(Figure record extracts)
START
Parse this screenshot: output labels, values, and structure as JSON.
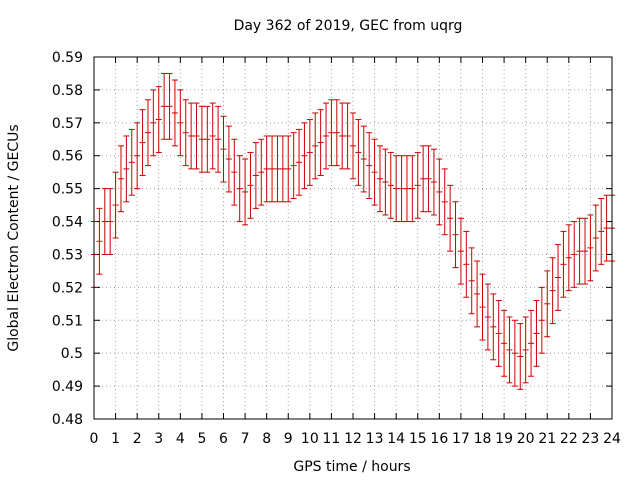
{
  "chart_data": {
    "type": "scatter",
    "title": "Day 362 of 2019, GEC from uqrg",
    "xlabel": "GPS time / hours",
    "ylabel": "Global Electron Content / GECUs",
    "xlim": [
      0,
      24
    ],
    "ylim": [
      0.48,
      0.59
    ],
    "xticks": [
      "0",
      "1",
      "2",
      "3",
      "4",
      "5",
      "6",
      "7",
      "8",
      "9",
      "10",
      "11",
      "12",
      "13",
      "14",
      "15",
      "16",
      "17",
      "18",
      "19",
      "20",
      "21",
      "22",
      "23",
      "24"
    ],
    "yticks": [
      "0.48",
      "0.49",
      "0.5",
      "0.51",
      "0.52",
      "0.53",
      "0.54",
      "0.55",
      "0.56",
      "0.57",
      "0.58",
      "0.59"
    ],
    "grid": true,
    "series_color": "#cc0000",
    "series": [
      {
        "name": "GEC",
        "x": [
          0,
          0.25,
          0.5,
          0.75,
          1,
          1.25,
          1.5,
          1.75,
          2,
          2.25,
          2.5,
          2.75,
          3,
          3.25,
          3.5,
          3.75,
          4,
          4.25,
          4.5,
          4.75,
          5,
          5.25,
          5.5,
          5.75,
          6,
          6.25,
          6.5,
          6.75,
          7,
          7.25,
          7.5,
          7.75,
          8,
          8.25,
          8.5,
          8.75,
          9,
          9.25,
          9.5,
          9.75,
          10,
          10.25,
          10.5,
          10.75,
          11,
          11.25,
          11.5,
          11.75,
          12,
          12.25,
          12.5,
          12.75,
          13,
          13.25,
          13.5,
          13.75,
          14,
          14.25,
          14.5,
          14.75,
          15,
          15.25,
          15.5,
          15.75,
          16,
          16.25,
          16.5,
          16.75,
          17,
          17.25,
          17.5,
          17.75,
          18,
          18.25,
          18.5,
          18.75,
          19,
          19.25,
          19.5,
          19.75,
          20,
          20.25,
          20.5,
          20.75,
          21,
          21.25,
          21.5,
          21.75,
          22,
          22.25,
          22.5,
          22.75,
          23,
          23.25,
          23.5,
          23.75,
          24
        ],
        "y": [
          0.53,
          0.534,
          0.54,
          0.54,
          0.545,
          0.553,
          0.556,
          0.558,
          0.56,
          0.564,
          0.567,
          0.57,
          0.571,
          0.575,
          0.575,
          0.573,
          0.57,
          0.567,
          0.566,
          0.566,
          0.565,
          0.565,
          0.566,
          0.565,
          0.562,
          0.559,
          0.555,
          0.55,
          0.549,
          0.551,
          0.554,
          0.555,
          0.556,
          0.556,
          0.556,
          0.556,
          0.556,
          0.557,
          0.558,
          0.56,
          0.561,
          0.563,
          0.564,
          0.566,
          0.567,
          0.567,
          0.566,
          0.566,
          0.563,
          0.561,
          0.559,
          0.557,
          0.555,
          0.553,
          0.552,
          0.551,
          0.55,
          0.55,
          0.55,
          0.55,
          0.551,
          0.553,
          0.553,
          0.552,
          0.549,
          0.546,
          0.541,
          0.536,
          0.531,
          0.527,
          0.522,
          0.518,
          0.514,
          0.511,
          0.508,
          0.506,
          0.503,
          0.501,
          0.5,
          0.499,
          0.501,
          0.503,
          0.506,
          0.51,
          0.515,
          0.519,
          0.523,
          0.527,
          0.529,
          0.53,
          0.531,
          0.531,
          0.532,
          0.535,
          0.537,
          0.538,
          0.538
        ],
        "err": [
          0.01,
          0.01,
          0.01,
          0.01,
          0.01,
          0.01,
          0.01,
          0.01,
          0.01,
          0.01,
          0.01,
          0.01,
          0.01,
          0.01,
          0.01,
          0.01,
          0.01,
          0.01,
          0.01,
          0.01,
          0.01,
          0.01,
          0.01,
          0.01,
          0.01,
          0.01,
          0.01,
          0.01,
          0.01,
          0.01,
          0.01,
          0.01,
          0.01,
          0.01,
          0.01,
          0.01,
          0.01,
          0.01,
          0.01,
          0.01,
          0.01,
          0.01,
          0.01,
          0.01,
          0.01,
          0.01,
          0.01,
          0.01,
          0.01,
          0.01,
          0.01,
          0.01,
          0.01,
          0.01,
          0.01,
          0.01,
          0.01,
          0.01,
          0.01,
          0.01,
          0.01,
          0.01,
          0.01,
          0.01,
          0.01,
          0.01,
          0.01,
          0.01,
          0.01,
          0.01,
          0.01,
          0.01,
          0.01,
          0.01,
          0.01,
          0.01,
          0.01,
          0.01,
          0.01,
          0.01,
          0.01,
          0.01,
          0.01,
          0.01,
          0.01,
          0.01,
          0.01,
          0.01,
          0.01,
          0.01,
          0.01,
          0.01,
          0.01,
          0.01,
          0.01,
          0.01,
          0.01
        ]
      }
    ]
  }
}
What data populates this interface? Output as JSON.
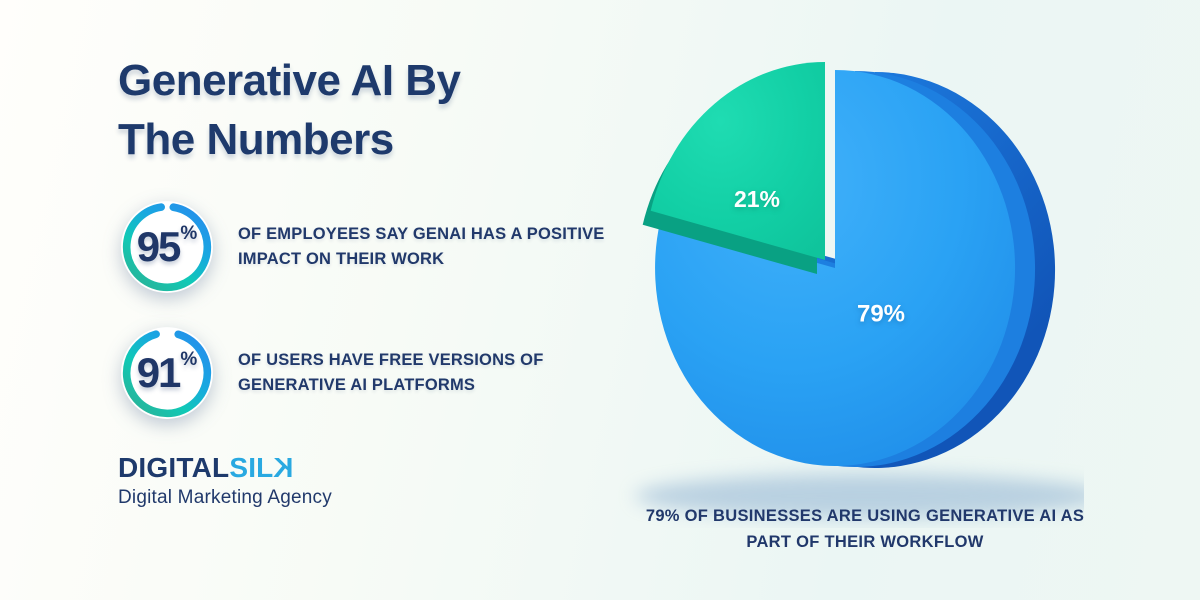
{
  "header": {
    "title_lines": [
      "Generative AI By",
      "The Numbers"
    ]
  },
  "stats": [
    {
      "value": "95",
      "unit": "%",
      "percent": 95,
      "description": "OF EMPLOYEES SAY GENAI HAS A POSITIVE IMPACT ON THEIR WORK"
    },
    {
      "value": "91",
      "unit": "%",
      "percent": 91,
      "description": "OF USERS HAVE FREE VERSIONS OF GENERATIVE AI PLATFORMS"
    }
  ],
  "stat_ring": {
    "gradient": [
      "#26b69c",
      "#10c9b6",
      "#18a8e0",
      "#2492ea"
    ]
  },
  "brand": {
    "name_primary": "DIGITAL",
    "name_secondary": "SILK",
    "tagline": "Digital Marketing Agency",
    "primary_color": "#1e3a6c",
    "secondary_color": "#29a9e1"
  },
  "chart_data": {
    "type": "pie",
    "slices": [
      {
        "label": "79%",
        "value": 79,
        "color": "#2aa2f4",
        "color_light": "#41b1fa",
        "side_color_inner": "#1d7ce0",
        "side_color_outer": "#1155b8"
      },
      {
        "label": "21%",
        "value": 21,
        "color": "#12cfa5",
        "color_light": "#1fdcb2",
        "side_color": "#09a183"
      }
    ],
    "caption": "79% OF BUSINESSES ARE USING GENERATIVE AI AS PART OF THEIR WORKFLOW",
    "label_color": "#ffffff",
    "layout": {
      "style": "3d-exploded",
      "start_angle_deg": 90,
      "large_slice_direction": "clockwise",
      "exploded_slice_label": "21%",
      "legend": false
    }
  },
  "colors": {
    "text_navy": "#1f3a6b",
    "background_tint": "#eaf6f5"
  }
}
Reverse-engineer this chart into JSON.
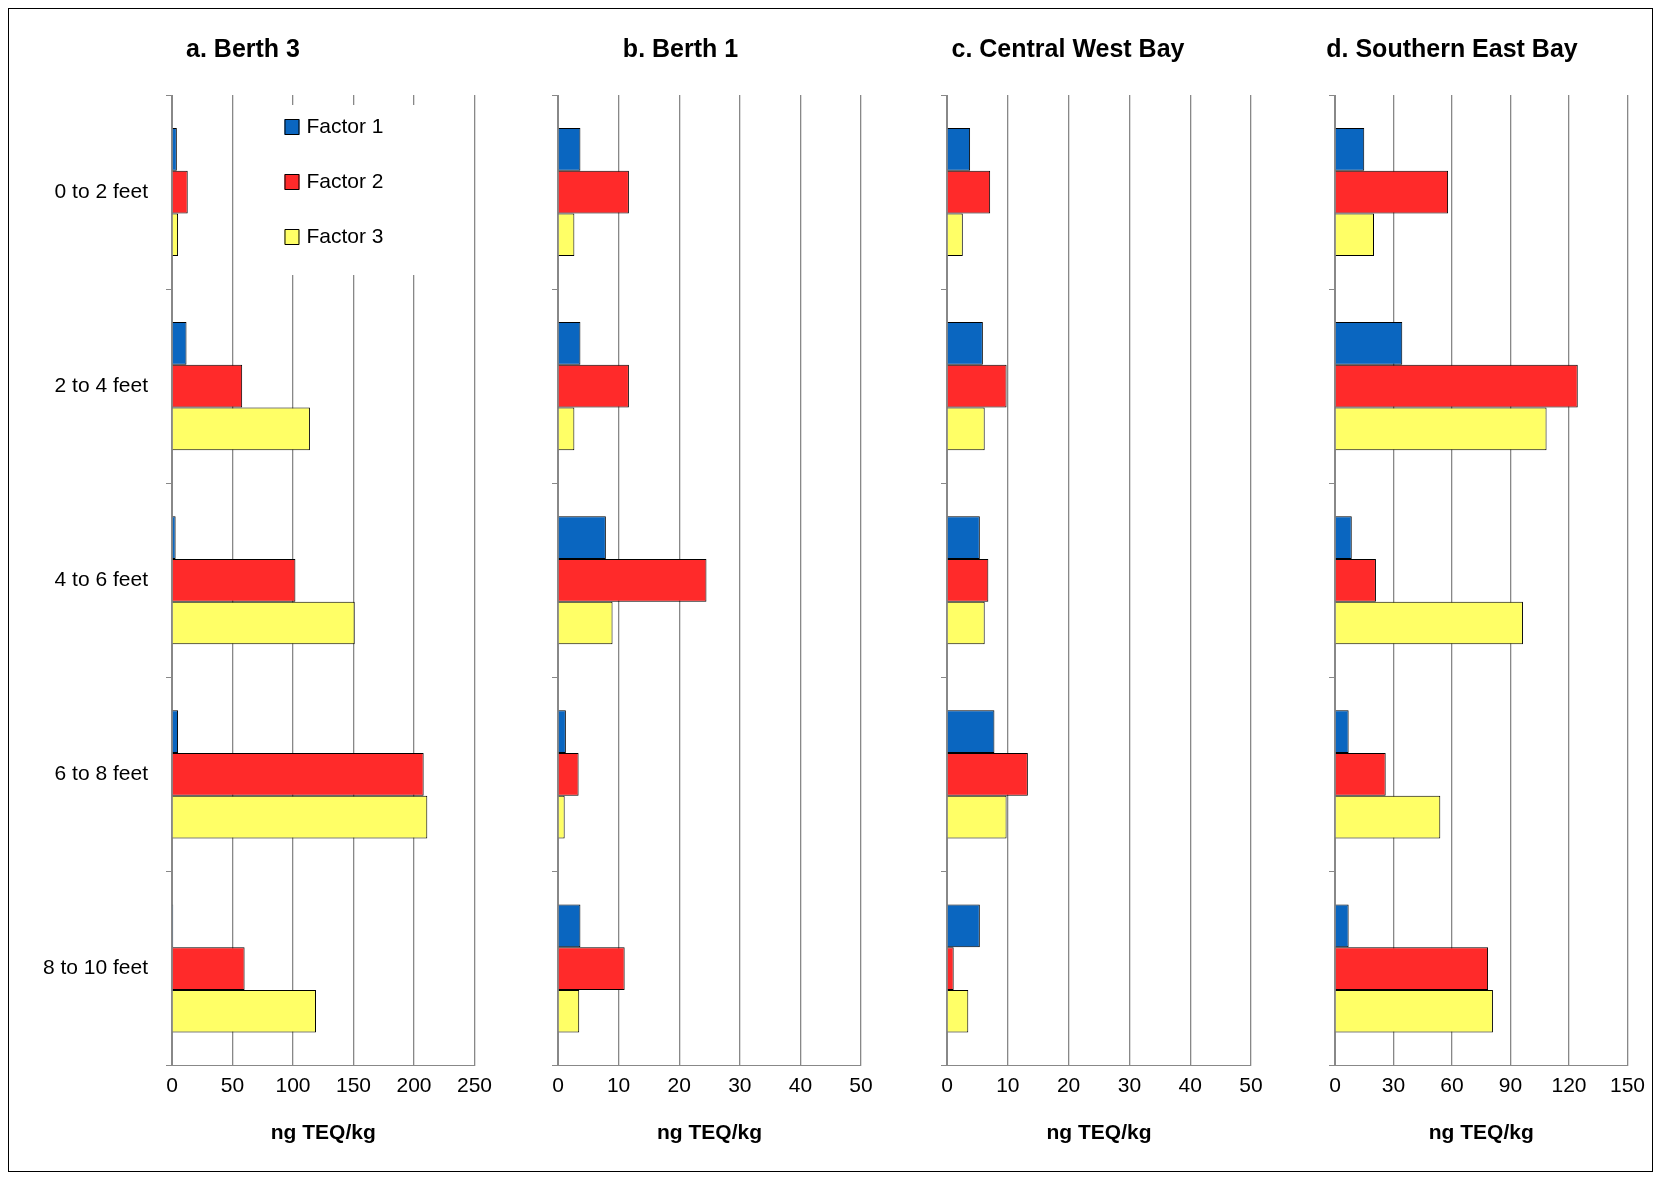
{
  "chart_data": [
    {
      "type": "bar",
      "orientation": "horizontal",
      "title": "a. Berth 3",
      "xlabel": "ng TEQ/kg",
      "categories": [
        "0 to 2 feet",
        "2 to 4 feet",
        "4 to 6 feet",
        "6 to 8 feet",
        "8 to 10 feet"
      ],
      "xlim": [
        0,
        250
      ],
      "xticks": [
        0,
        50,
        100,
        150,
        200,
        250
      ],
      "grid": "x",
      "legend": "top right",
      "series": [
        {
          "name": "Factor 1",
          "color": "#0a66c0",
          "values": [
            4,
            12,
            3,
            5,
            1
          ]
        },
        {
          "name": "Factor 2",
          "color": "#ff2a2a",
          "values": [
            13,
            58,
            102,
            208,
            60
          ]
        },
        {
          "name": "Factor 3",
          "color": "#ffff66",
          "values": [
            5,
            114,
            151,
            211,
            119
          ]
        }
      ]
    },
    {
      "type": "bar",
      "orientation": "horizontal",
      "title": "b. Berth 1",
      "xlabel": "ng TEQ/kg",
      "categories": [
        null,
        null,
        null,
        null,
        null
      ],
      "xlim": [
        0,
        50
      ],
      "xticks": [
        0,
        10,
        20,
        30,
        40,
        50
      ],
      "grid": "x",
      "tick_labels": "x",
      "series": [
        {
          "color": "#0a66c0",
          "values": [
            3.7,
            3.7,
            7.9,
            1.3,
            3.7
          ]
        },
        {
          "color": "#ff2a2a",
          "values": [
            11.7,
            11.7,
            24.5,
            3.4,
            11.0
          ]
        },
        {
          "color": "#ffff66",
          "values": [
            2.7,
            2.7,
            9.0,
            1.1,
            3.5
          ]
        }
      ]
    },
    {
      "type": "bar",
      "orientation": "horizontal",
      "title": "c. Central West Bay",
      "xlabel": "ng TEQ/kg",
      "categories": [
        null,
        null,
        null,
        null,
        null
      ],
      "xlim": [
        0,
        50
      ],
      "xticks": [
        0,
        10,
        20,
        30,
        40,
        50
      ],
      "grid": "x",
      "tick_labels": "x",
      "series": [
        {
          "color": "#0a66c0",
          "values": [
            3.8,
            5.9,
            5.4,
            7.8,
            5.4
          ]
        },
        {
          "color": "#ff2a2a",
          "values": [
            7.1,
            9.8,
            6.8,
            13.3,
            1.1
          ]
        },
        {
          "color": "#ffff66",
          "values": [
            2.6,
            6.2,
            6.2,
            9.8,
            3.5
          ]
        }
      ]
    },
    {
      "type": "bar",
      "orientation": "horizontal",
      "title": "d. Southern East Bay",
      "xlabel": "ng TEQ/kg",
      "categories": [
        null,
        null,
        null,
        null,
        null
      ],
      "xlim": [
        0,
        150
      ],
      "xticks": [
        0,
        30,
        60,
        90,
        120,
        150
      ],
      "grid": "x",
      "tick_labels": "x",
      "series": [
        {
          "color": "#0a66c0",
          "values": [
            15,
            34.5,
            8.6,
            7,
            7
          ]
        },
        {
          "color": "#ff2a2a",
          "values": [
            58,
            124.5,
            21,
            26,
            78.5
          ]
        },
        {
          "color": "#ffff66",
          "values": [
            20,
            108.5,
            96.4,
            54,
            81
          ]
        }
      ]
    }
  ]
}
END
Review the material and copy each line in which the word "this" appears.

The completed task.
Parse this screenshot: output labels, values, and structure as JSON.
What data populates this interface? Output as JSON.
Reverse-engineer this chart into JSON.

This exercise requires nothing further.